__Your objective__.
Your task is to transcribe all of the data below exactly, omitting the images.

Data extracted from a collection:
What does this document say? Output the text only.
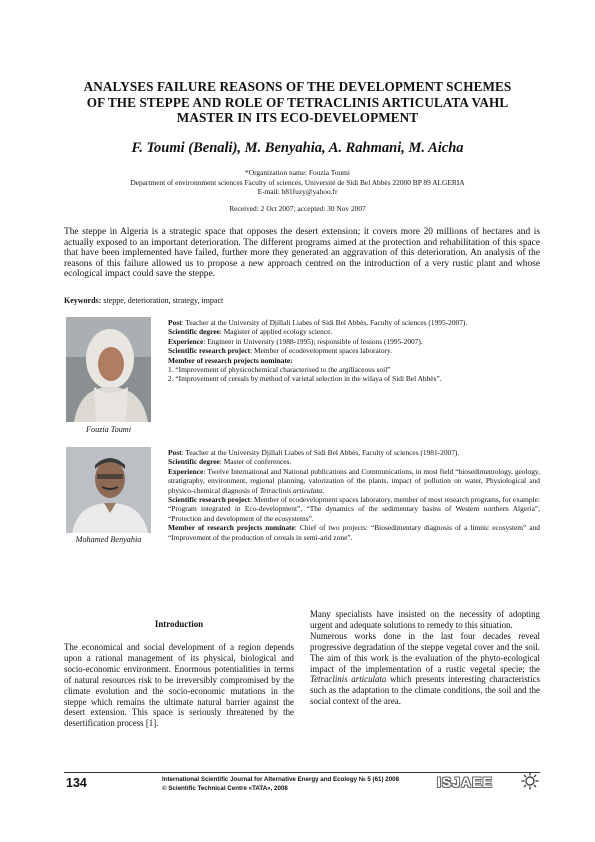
ANALYSES FAILURE REASONS OF THE DEVELOPMENT SCHEMES
OF THE STEPPE AND ROLE OF TETRACLINIS ARTICULATA VAHL
MASTER IN ITS ECO-DEVELOPMENT
F. Toumi (Benali), M. Benyahia, A. Rahmani, M. Aicha
*Organization name: Fouzia Toumi
Department of environnment sciences Faculty of sciences, Université de Sidi Bel Abbès 22000 BP 89 ALGERIA
E-mail: b81fuzy@yahoo.fr
Received: 2 Oct 2007; accepted: 30 Nov 2007
The steppe in Algeria is a strategic space that opposes the desert extension; it covers more 20 millions of hectares and is actually exposed to an important deterioration. The different programs aimed at the protection and rehabilitation of this space that have been implemented have failed, further more they generated an aggravation of this deterioration. An analysis of the reasons of this failure allowed us to propose a new approach centred on the introduction of a very rustic plant and whose ecological impact could save the steppe.
Keywords: steppe, deterioration, strategy, impact
Fouzia Toumi

Post: Teacher at the University of Djillali Liabes of Sidi Bel Abbès, Faculty of sciences (1995-2007).

Scientific degree: Magister of applied ecology science.

Experience: Engineer in University (1988-1995); responsible of lessons (1995-2007).

Scientific research project: Member of ecodevelopment spaces laboratory.

Member of research projects nominate:

1. “Improvement of physicochemical characterised to the argillaceous soil”

2. “Improvement of cereals by method of varietal selection in the wilaya of Sidi Bel Abbès”.

Mohamed Benyahia

Post: Teacher at the University Djillali Liabes of Sidi Bel Abbès, Faculty of sciences (1981-2007).

Scientific degree: Master of conferences.

Experience: Twelve International and National publications and Communications, in most field “biosedimentology, geology, stratigraphy, environment, regional planning, valorization of the plants, impact of pollution on water, Physiological and physico-chemical diagnosis of Tetraclinis articulata.

Scientific research project: Member of ecodevelopment spaces laboratory, member of most research programs, for example: “Program integrated in Eco-development”, “The dynamics of the sedimentary basins of Western northern Algeria”, “Protection and development of the ecosystems”.

Member of research projects nominate: Chief of two projects: “Biosedimentary diagnosis of a limnic ecosystem” and “Improvement of the production of cereals in semi-arid zone”.

Introduction

The economical and social development of a region depends upon a rational management of its physical, biological and socio-economic environment. Enormous potentialities in terms of natural resources risk to be irreversibly compromised by the climate evolution and the socio-economic mutations in the steppe which remains the ultimate natural barrier against the desert extension. This space is seriously threatened by the desertification process [1].

Many specialists have insisted on the necessity of adopting urgent and adequate solutions to remedy to this situation.

Numerous works done in the last four decades reveal progressive degradation of the steppe vegetal cover and the soil. The aim of this work is the evaluation of the phyto-ecological impact of the implementation of a rustic vegetal specie; the Tetraclinis articulata which presents interesting characteristics such as the adaptation to the climate conditions, the soil and the social context of the area.

134	International Scientific Journal for Alternative Energy and Ecology № 5 (61) 2008
© Scientific Technical Centre «TATA», 2008	ISJAEE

__Written solution__.
What does this document say? Output the text only.
ANALYSES FAILURE REASONS OF THE DEVELOPMENT SCHEMES
OF THE STEPPE AND ROLE OF TETRACLINIS ARTICULATA VAHL
MASTER IN ITS ECO-DEVELOPMENT
F. Toumi (Benali), M. Benyahia, A. Rahmani, M. Aicha
*Organization name: Fouzia Toumi
Department of environnment sciences Faculty of sciences, Université de Sidi Bel Abbès 22000 BP 89 ALGERIA
E-mail: b81fuzy@yahoo.fr
Received: 2 Oct 2007; accepted: 30 Nov 2007
The steppe in Algeria is a strategic space that opposes the desert extension; it covers more 20 millions of hectares and is actually exposed to an important deterioration. The different programs aimed at the protection and rehabilitation of this space that have been implemented have failed, further more they generated an aggravation of this deterioration. An analysis of the reasons of this failure allowed us to propose a new approach centred on the introduction of a very rustic plant and whose ecological impact could save the steppe.
Keywords: steppe, deterioration, strategy, impact
Fouzia Toumi

Post: Teacher at the University of Djillali Liabes of Sidi Bel Abbès, Faculty of sciences (1995-2007).

Scientific degree: Magister of applied ecology science.

Experience: Engineer in University (1988-1995); responsible of lessons (1995-2007).

Scientific research project: Member of ecodevelopment spaces laboratory.

Member of research projects nominate:

1. “Improvement of physicochemical characterised to the argillaceous soil”

2. “Improvement of cereals by method of varietal selection in the wilaya of Sidi Bel Abbès”.

Mohamed Benyahia

Post: Teacher at the University Djillali Liabes of Sidi Bel Abbès, Faculty of sciences (1981-2007).

Scientific degree: Master of conferences.

Experience: Twelve International and National publications and Communications, in most field “biosedimentology, geology, stratigraphy, environment, regional planning, valorization of the plants, impact of pollution on water, Physiological and physico-chemical diagnosis of Tetraclinis articulata.

Scientific research project: Member of ecodevelopment spaces laboratory, member of most research programs, for example: “Program integrated in Eco-development”, “The dynamics of the sedimentary basins of Western northern Algeria”, “Protection and development of the ecosystems”.

Member of research projects nominate: Chief of two projects: “Biosedimentary diagnosis of a limnic ecosystem” and “Improvement of the production of cereals in semi-arid zone”.

Introduction

The economical and social development of a region depends upon a rational management of its physical, biological and socio-economic environment. Enormous potentialities in terms of natural resources risk to be irreversibly compromised by the climate evolution and the socio-economic mutations in the steppe which remains the ultimate natural barrier against the desert extension. This space is seriously threatened by the desertification process [1].

Many specialists have insisted on the necessity of adopting urgent and adequate solutions to remedy to this situation.

Numerous works done in the last four decades reveal progressive degradation of the steppe vegetal cover and the soil. The aim of this work is the evaluation of the phyto-ecological impact of the implementation of a rustic vegetal specie; the Tetraclinis articulata which presents interesting characteristics such as the adaptation to the climate conditions, the soil and the social context of the area.

134	International Scientific Journal for Alternative Energy and Ecology № 5 (61) 2008
© Scientific Technical Centre «TATA», 2008	ISJAEE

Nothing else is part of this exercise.